**Work to do:**
Across the entries, how many lines have the string "amended" in them? Reply with only a number.

**Stored rows:**
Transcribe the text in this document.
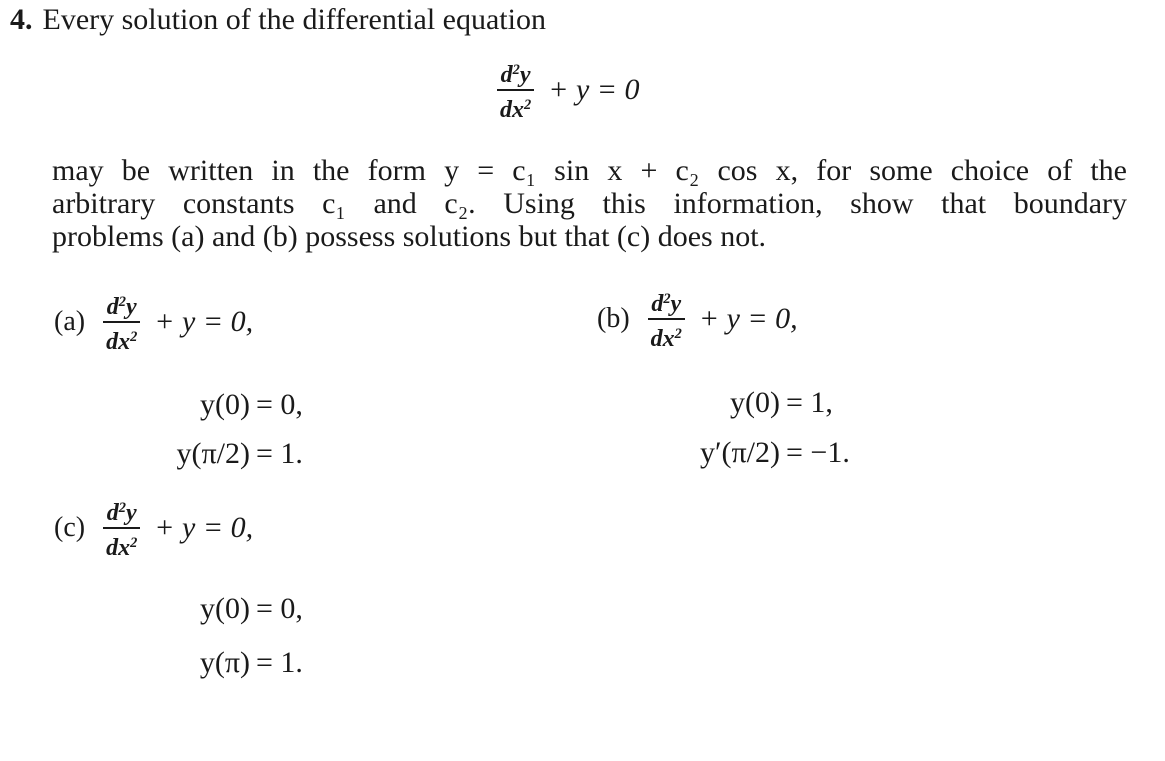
4. Every solution of the differential equation
$\frac{d^2y}{dx^2} + y = 0$
may be written in the form y = c₁ sin x + c₂ cos x, for some choice of the
arbitrary constants c₁ and c₂. Using this information, show that boundary
problems (a) and (b) possess solutions but that (c) does not.
$(a) \frac{d^2y}{dx^2} + y = 0$,
y(0) = 0,
y(π/2) = 1.
$(b) \frac{d^2y}{dx^2} + y = 0$,
y(0) = 1,
y′(π/2) = −1.
$(c) \frac{d^2y}{dx^2} + y = 0$,
y(0) = 0,
y(π) = 1.
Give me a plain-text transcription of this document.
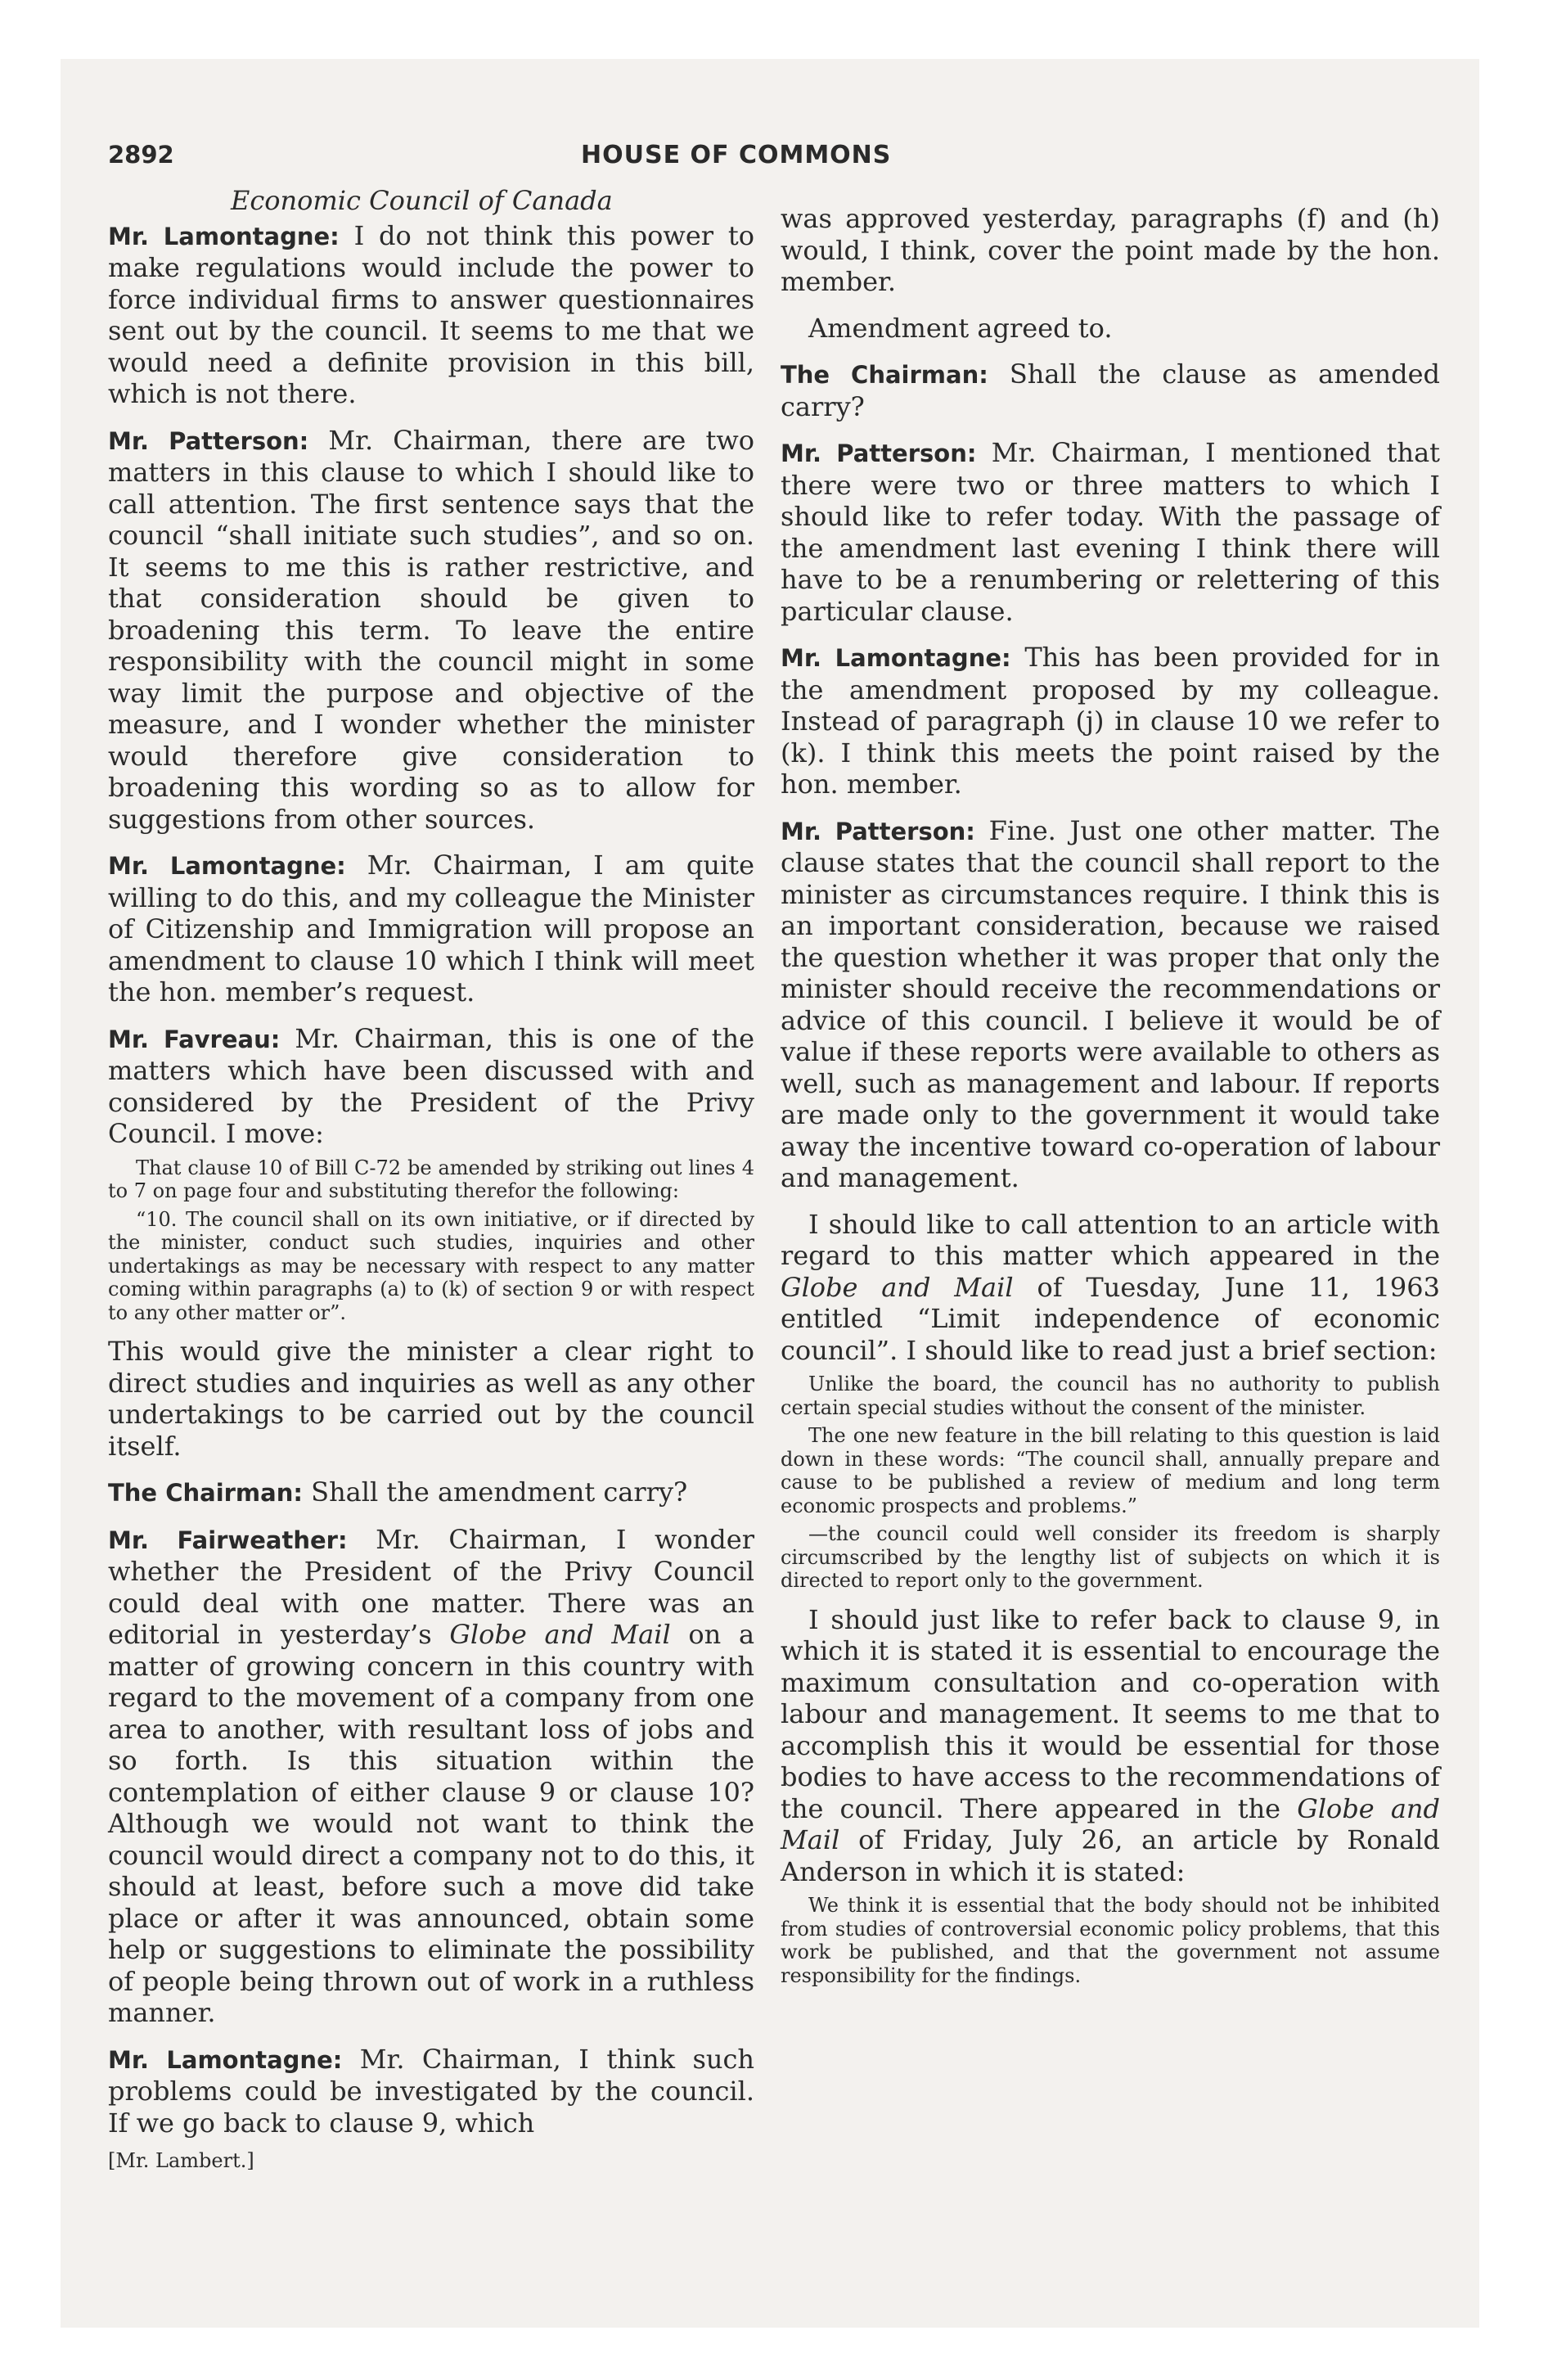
2892	HOUSE OF COMMONS
Economic Council of Canada

Mr. Lamontagne: I do not think this power to make regulations would include the power to force individual firms to answer questionnaires sent out by the council. It seems to me that we would need a definite provision in this bill, which is not there.

Mr. Patterson: Mr. Chairman, there are two matters in this clause to which I should like to call attention. The first sentence says that the council “shall initiate such studies”, and so on. It seems to me this is rather restrictive, and that consideration should be given to broadening this term. To leave the entire responsibility with the council might in some way limit the purpose and objective of the measure, and I wonder whether the minister would therefore give consideration to broadening this wording so as to allow for suggestions from other sources.

Mr. Lamontagne: Mr. Chairman, I am quite willing to do this, and my colleague the Minister of Citizenship and Immigration will propose an amendment to clause 10 which I think will meet the hon. member’s request.

Mr. Favreau: Mr. Chairman, this is one of the matters which have been discussed with and considered by the President of the Privy Council. I move:

That clause 10 of Bill C-72 be amended by striking out lines 4 to 7 on page four and substituting therefor the following:

“10. The council shall on its own initiative, or if directed by the minister, conduct such studies, inquiries and other undertakings as may be necessary with respect to any matter coming within paragraphs (a) to (k) of section 9 or with respect to any other matter or”.

This would give the minister a clear right to direct studies and inquiries as well as any other undertakings to be carried out by the council itself.

The Chairman: Shall the amendment carry?

Mr. Fairweather: Mr. Chairman, I wonder whether the President of the Privy Council could deal with one matter. There was an editorial in yesterday’s Globe and Mail on a matter of growing concern in this country with regard to the movement of a company from one area to another, with resultant loss of jobs and so forth. Is this situation within the contemplation of either clause 9 or clause 10? Although we would not want to think the council would direct a company not to do this, it should at least, before such a move did take place or after it was announced, obtain some help or suggestions to eliminate the possibility of people being thrown out of work in a ruthless manner.

Mr. Lamontagne: Mr. Chairman, I think such problems could be investigated by the council. If we go back to clause 9, which

[Mr. Lambert.]

was approved yesterday, paragraphs (f) and (h) would, I think, cover the point made by the hon. member.

Amendment agreed to.

The Chairman: Shall the clause as amended carry?

Mr. Patterson: Mr. Chairman, I mentioned that there were two or three matters to which I should like to refer today. With the passage of the amendment last evening I think there will have to be a renumbering or relettering of this particular clause.

Mr. Lamontagne: This has been provided for in the amendment proposed by my colleague. Instead of paragraph (j) in clause 10 we refer to (k). I think this meets the point raised by the hon. member.

Mr. Patterson: Fine. Just one other matter. The clause states that the council shall report to the minister as circumstances require. I think this is an important consideration, because we raised the question whether it was proper that only the minister should receive the recommendations or advice of this council. I believe it would be of value if these reports were available to others as well, such as management and labour. If reports are made only to the government it would take away the incentive toward co-operation of labour and management.

I should like to call attention to an article with regard to this matter which appeared in the Globe and Mail of Tuesday, June 11, 1963 entitled “Limit independence of economic council”. I should like to read just a brief section:

Unlike the board, the council has no authority to publish certain special studies without the consent of the minister.

The one new feature in the bill relating to this question is laid down in these words: “The council shall, annually prepare and cause to be published a review of medium and long term economic prospects and problems.”

—the council could well consider its freedom is sharply circumscribed by the lengthy list of subjects on which it is directed to report only to the government.

I should just like to refer back to clause 9, in which it is stated it is essential to encourage the maximum consultation and co-operation with labour and management. It seems to me that to accomplish this it would be essential for those bodies to have access to the recommendations of the council. There appeared in the Globe and Mail of Friday, July 26, an article by Ronald Anderson in which it is stated:

We think it is essential that the body should not be inhibited from studies of controversial economic policy problems, that this work be published, and that the government not assume responsibility for the findings.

**Correct answer:**
2